● **MATERIAL**:
==================================================
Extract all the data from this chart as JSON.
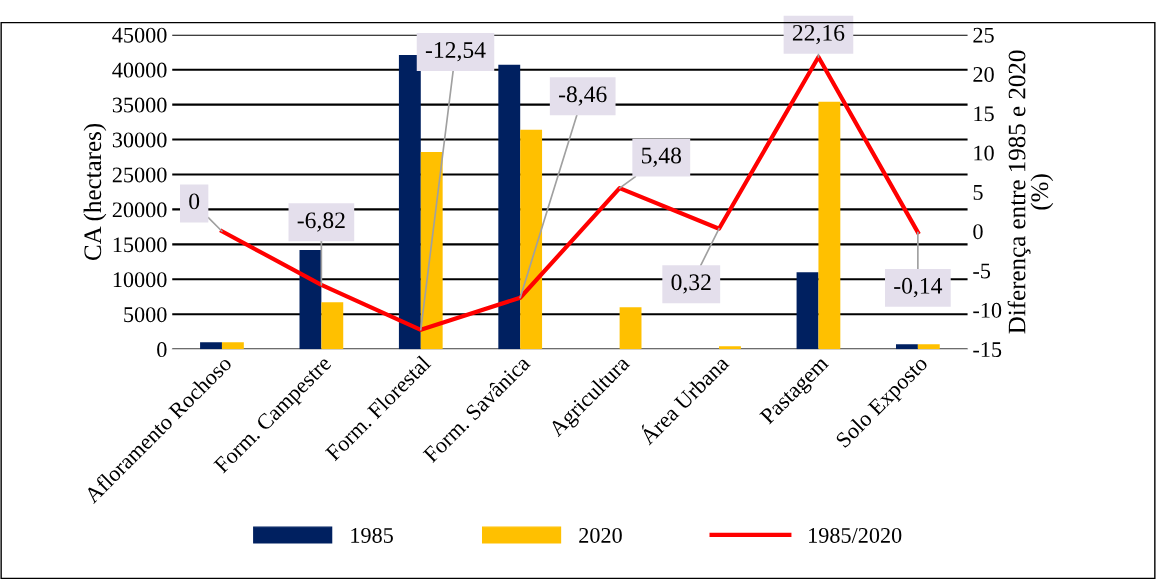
{
  "chart_data": {
    "type": "bar",
    "categories": [
      "Afloramento Rochoso",
      "Form. Campestre",
      "Form. Florestal",
      "Form. Savânica",
      "Agricultura",
      "Área Urbana",
      "Pastagem",
      "Solo Exposto"
    ],
    "ylabel": "CA (hectares)",
    "y2label": "Diferença entre 1985 e 2020\n(%)",
    "ylim": [
      0,
      45000
    ],
    "yticks": [
      0,
      5000,
      10000,
      15000,
      20000,
      25000,
      30000,
      35000,
      40000,
      45000
    ],
    "y2lim": [
      -15,
      25
    ],
    "y2ticks": [
      -15,
      -10,
      -5,
      0,
      5,
      10,
      15,
      20,
      25
    ],
    "grid": "y",
    "legend": "bottom",
    "series": [
      {
        "name": "1985",
        "color": "#002060",
        "values": [
          1000,
          14200,
          42100,
          40700,
          0,
          0,
          11000,
          700
        ]
      },
      {
        "name": "2020",
        "color": "#ffc000",
        "values": [
          1000,
          6700,
          28200,
          31400,
          6000,
          400,
          35400,
          700
        ]
      },
      {
        "name": "1985/2020",
        "type": "line",
        "axis": "y2",
        "color": "#ff0000",
        "marker": "none",
        "data_labels": true,
        "value_labels": [
          "0",
          "-6,82",
          "-12,54",
          "-8,46",
          "5,48",
          "0,32",
          "22,16",
          "-0,14"
        ],
        "values": [
          0,
          -6.82,
          -12.54,
          -8.46,
          5.48,
          0.32,
          22.16,
          -0.14
        ]
      }
    ]
  }
}
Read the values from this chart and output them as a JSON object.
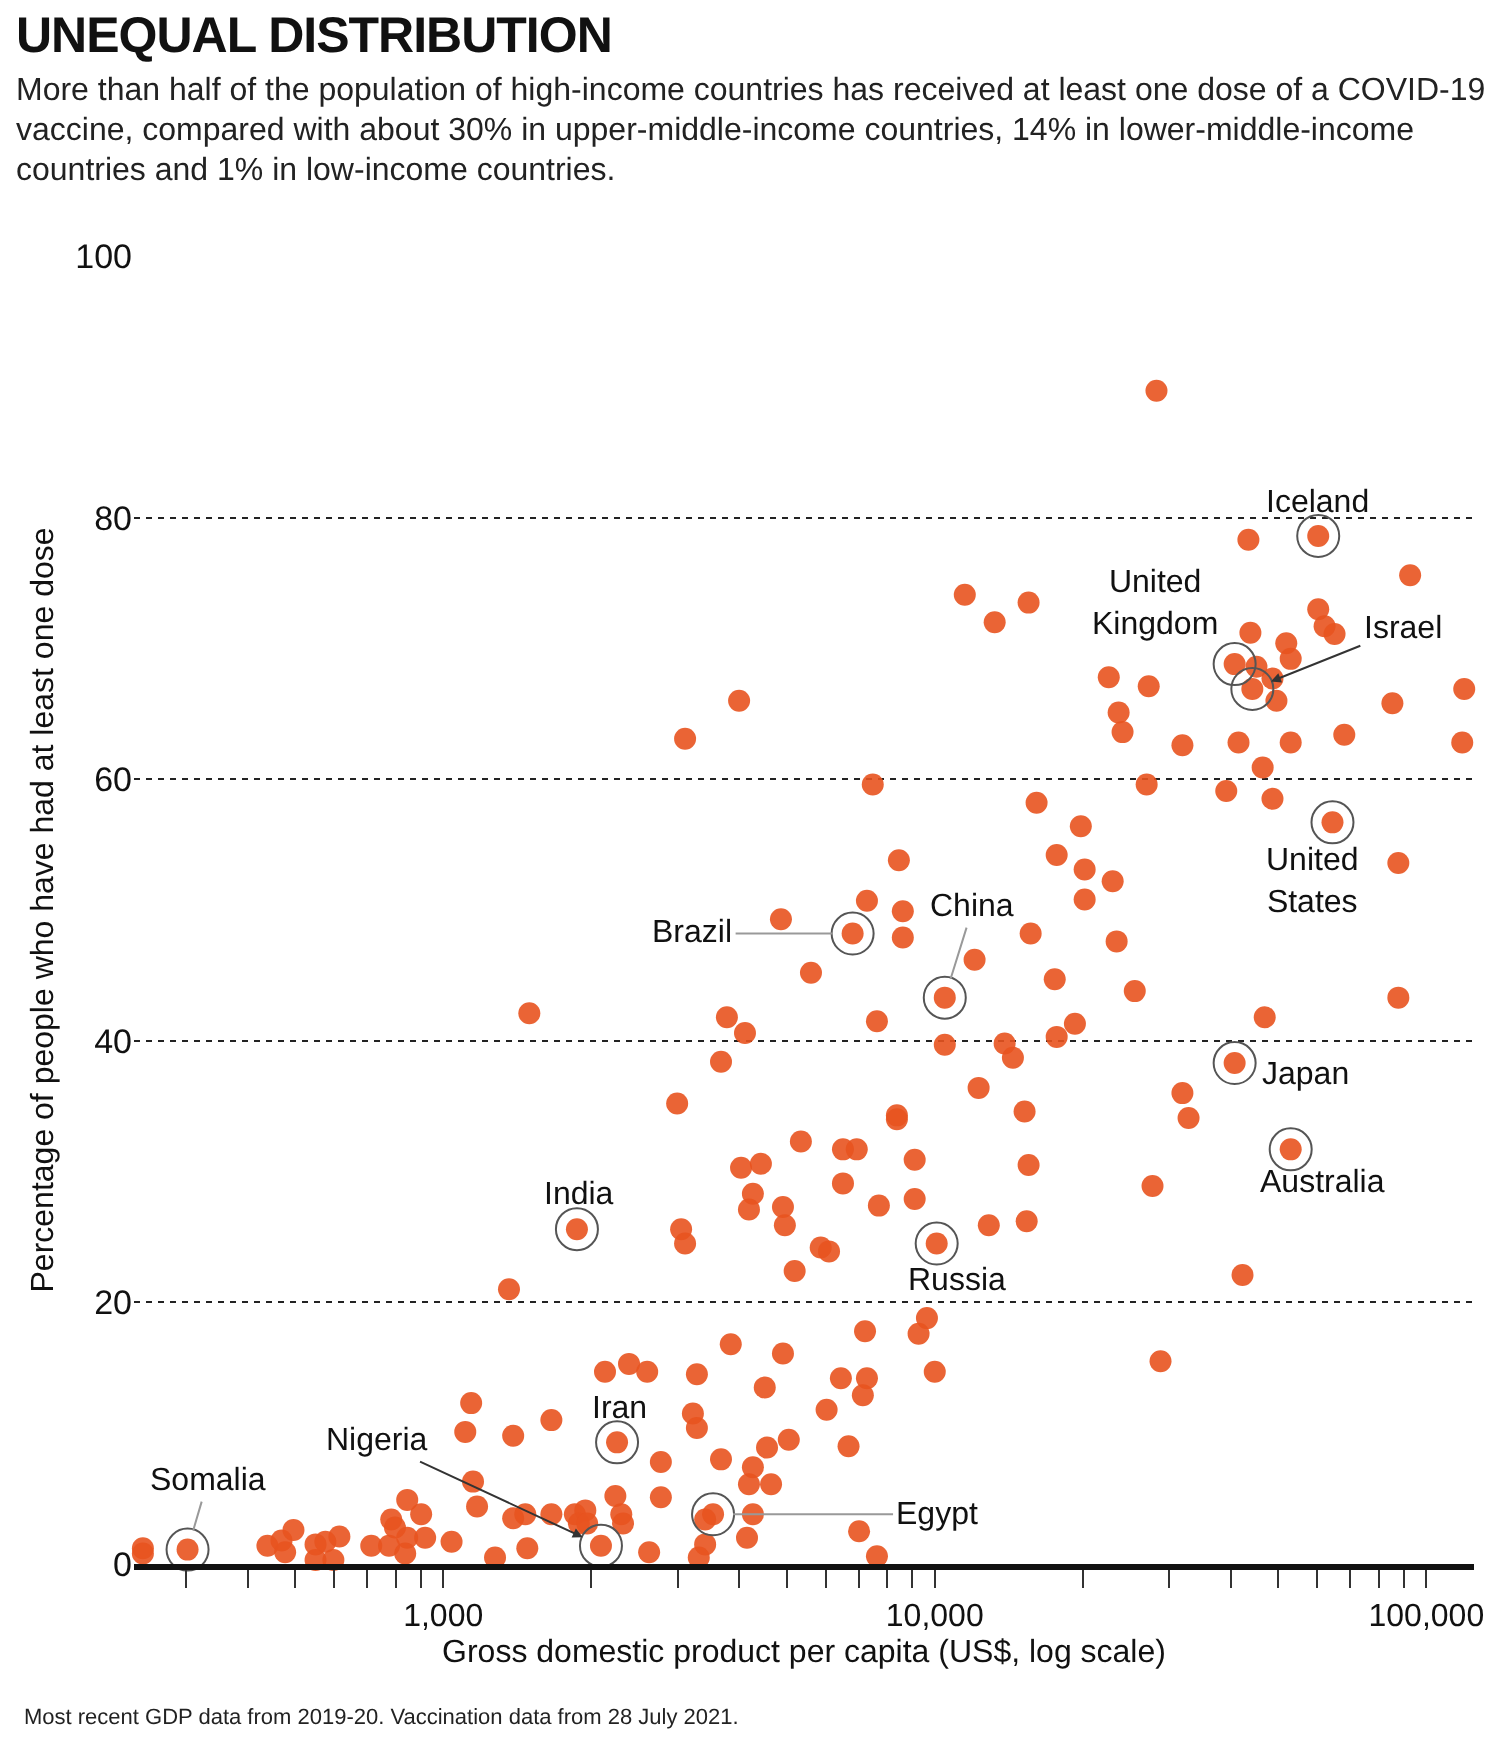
{
  "chart_data": {
    "type": "scatter",
    "title": "UNEQUAL DISTRIBUTION",
    "subtitle": "More than half of the population of high-income countries has received at least one dose of a COVID-19 vaccine, compared with about 30% in upper-middle-income countries, 14% in lower-middle-income countries and 1% in low-income countries.",
    "xlabel": "Gross domestic product per capita (US$, log scale)",
    "ylabel": "Percentage of people who have had at least one dose",
    "log": "x",
    "grid": "y",
    "marker": "circle",
    "xlim": [
      235,
      125000
    ],
    "xticks": [
      {
        "value": 300,
        "label": null
      },
      {
        "value": 400,
        "label": null
      },
      {
        "value": 500,
        "label": null
      },
      {
        "value": 600,
        "label": null
      },
      {
        "value": 700,
        "label": null
      },
      {
        "value": 800,
        "label": null
      },
      {
        "value": 900,
        "label": null
      },
      {
        "value": 1000,
        "label": "1,000"
      },
      {
        "value": 2000,
        "label": null
      },
      {
        "value": 3000,
        "label": null
      },
      {
        "value": 4000,
        "label": null
      },
      {
        "value": 5000,
        "label": null
      },
      {
        "value": 6000,
        "label": null
      },
      {
        "value": 7000,
        "label": null
      },
      {
        "value": 8000,
        "label": null
      },
      {
        "value": 9000,
        "label": null
      },
      {
        "value": 10000,
        "label": "10,000"
      },
      {
        "value": 20000,
        "label": null
      },
      {
        "value": 30000,
        "label": null
      },
      {
        "value": 40000,
        "label": null
      },
      {
        "value": 50000,
        "label": null
      },
      {
        "value": 60000,
        "label": null
      },
      {
        "value": 70000,
        "label": null
      },
      {
        "value": 80000,
        "label": null
      },
      {
        "value": 90000,
        "label": null
      },
      {
        "value": 100000,
        "label": "100,000"
      }
    ],
    "ylim": [
      0,
      100
    ],
    "yticks": [
      0,
      20,
      40,
      60,
      80,
      100
    ],
    "series": [
      {
        "color": "#e8531f",
        "x": [
          245,
          245,
          302,
          439,
          469,
          496,
          477,
          550,
          550,
          576,
          615,
          598,
          714,
          784,
          798,
          845,
          902,
          776,
          845,
          837,
          919,
          1040,
          1275,
          1140,
          1109,
          1388,
          1660,
          1150,
          1172,
          1388,
          1469,
          1660,
          1483,
          1361,
          1871,
          3048,
          3105,
          4036,
          4429,
          5341,
          6505,
          6939,
          9102,
          15520,
          8375,
          4266,
          4188,
          4911,
          4955,
          6505,
          7697,
          9102,
          5861,
          6094,
          5188,
          10090,
          12880,
          15380,
          9640,
          7213,
          9270,
          3846,
          4911,
          2388,
          2134,
          2600,
          3282,
          6442,
          7278,
          10000,
          4510,
          7140,
          3221,
          3282,
          6025,
          2258,
          5047,
          4558,
          6677,
          2772,
          3674,
          4266,
          4188,
          4645,
          1853,
          1946,
          1888,
          1963,
          2240,
          2303,
          2322,
          2772,
          3540,
          3411,
          4266,
          3411,
          3311,
          4150,
          7015,
          7627,
          2094,
          2624,
          46450,
          26980,
          39170,
          48640,
          16110,
          19820,
          64420,
          87700,
          17700,
          20180,
          23010,
          20180,
          15670,
          23440,
          17540,
          25520,
          87700,
          46900,
          19280,
          17700,
          13870,
          14420,
          40740,
          31900,
          32830,
          15230,
          52970,
          27730,
          42270,
          28790,
          3105,
          7479,
          8453,
          7278,
          8610,
          4865,
          6806,
          8610,
          12050,
          10480,
          5600,
          1497,
          3777,
          4111,
          7627,
          10480,
          3674,
          12280,
          2992,
          8375,
          28250,
          60260,
          43450,
          92680,
          11510,
          15520,
          13240,
          60260,
          62080,
          65050,
          43860,
          51880,
          52970,
          40740,
          45120,
          48640,
          44260,
          49550,
          22590,
          27240,
          119400,
          85290,
          23660,
          24100,
          31900,
          41490,
          52970,
          68080,
          118300,
          3999
        ],
        "values": [
          1.2,
          0.8,
          1.1,
          1.4,
          1.8,
          2.6,
          0.9,
          1.5,
          0.3,
          1.7,
          2.1,
          0.3,
          1.4,
          3.4,
          2.8,
          4.9,
          3.8,
          1.4,
          2.0,
          0.8,
          2.0,
          1.7,
          0.5,
          12.3,
          10.1,
          9.8,
          11.0,
          6.3,
          4.4,
          3.5,
          3.8,
          3.8,
          1.2,
          21.0,
          25.6,
          25.6,
          24.5,
          30.3,
          30.6,
          32.3,
          31.7,
          31.7,
          30.9,
          30.5,
          34.0,
          28.3,
          27.1,
          27.3,
          25.9,
          29.1,
          27.4,
          27.9,
          24.2,
          23.9,
          22.4,
          24.5,
          25.9,
          26.2,
          18.8,
          17.8,
          17.6,
          16.8,
          16.1,
          15.3,
          14.7,
          14.7,
          14.5,
          14.2,
          14.2,
          14.7,
          13.5,
          12.9,
          11.5,
          10.4,
          11.8,
          9.3,
          9.5,
          8.9,
          9.0,
          7.8,
          8.0,
          7.4,
          6.1,
          6.1,
          3.8,
          4.1,
          3.1,
          3.1,
          5.2,
          3.8,
          3.1,
          5.1,
          3.8,
          3.4,
          3.8,
          1.5,
          0.5,
          2.0,
          2.5,
          0.6,
          1.4,
          0.9,
          60.9,
          59.6,
          59.1,
          58.5,
          58.2,
          56.4,
          56.7,
          53.6,
          54.2,
          53.1,
          52.2,
          50.8,
          48.2,
          47.6,
          44.7,
          43.8,
          43.3,
          41.8,
          41.3,
          40.3,
          39.8,
          38.7,
          38.3,
          36.0,
          34.1,
          34.6,
          31.7,
          28.9,
          22.1,
          15.5,
          63.1,
          59.6,
          53.8,
          50.7,
          49.9,
          49.3,
          48.2,
          47.9,
          46.2,
          43.3,
          45.2,
          42.1,
          41.8,
          40.6,
          41.5,
          39.7,
          38.4,
          36.4,
          35.2,
          34.3,
          89.7,
          78.6,
          78.3,
          75.6,
          74.1,
          73.5,
          72.0,
          73.0,
          71.7,
          71.1,
          71.2,
          70.4,
          69.2,
          68.8,
          68.6,
          67.7,
          66.9,
          66.0,
          67.8,
          67.1,
          66.9,
          65.8,
          65.1,
          63.6,
          62.6,
          62.8,
          62.8,
          63.4,
          62.8,
          66.0
        ]
      }
    ],
    "annotations": [
      {
        "text": "Iceland",
        "x": 60260,
        "y": 78.6
      },
      {
        "text": "United Kingdom",
        "x": 40740,
        "y": 68.8
      },
      {
        "text": "Israel",
        "x": 44260,
        "y": 66.9
      },
      {
        "text": "United States",
        "x": 64420,
        "y": 56.7
      },
      {
        "text": "Japan",
        "x": 40740,
        "y": 38.3
      },
      {
        "text": "Australia",
        "x": 52970,
        "y": 31.7
      },
      {
        "text": "China",
        "x": 10480,
        "y": 43.3
      },
      {
        "text": "Brazil",
        "x": 6806,
        "y": 48.2
      },
      {
        "text": "India",
        "x": 1871,
        "y": 25.6
      },
      {
        "text": "Russia",
        "x": 10090,
        "y": 24.5
      },
      {
        "text": "Iran",
        "x": 2258,
        "y": 9.3
      },
      {
        "text": "Nigeria",
        "x": 2094,
        "y": 1.4
      },
      {
        "text": "Egypt",
        "x": 3540,
        "y": 3.8
      },
      {
        "text": "Somalia",
        "x": 302,
        "y": 1.1
      },
      "Most recent GDP data from 2019-20. Vaccination data from 28 July 2021."
    ]
  }
}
==================================================
● **TASK DESCRIPTION**: All lines above with "United" in them should be returned.

● **EXERCISE OUTPUT**:
        "text": "United Kingdom",
        "text": "United States",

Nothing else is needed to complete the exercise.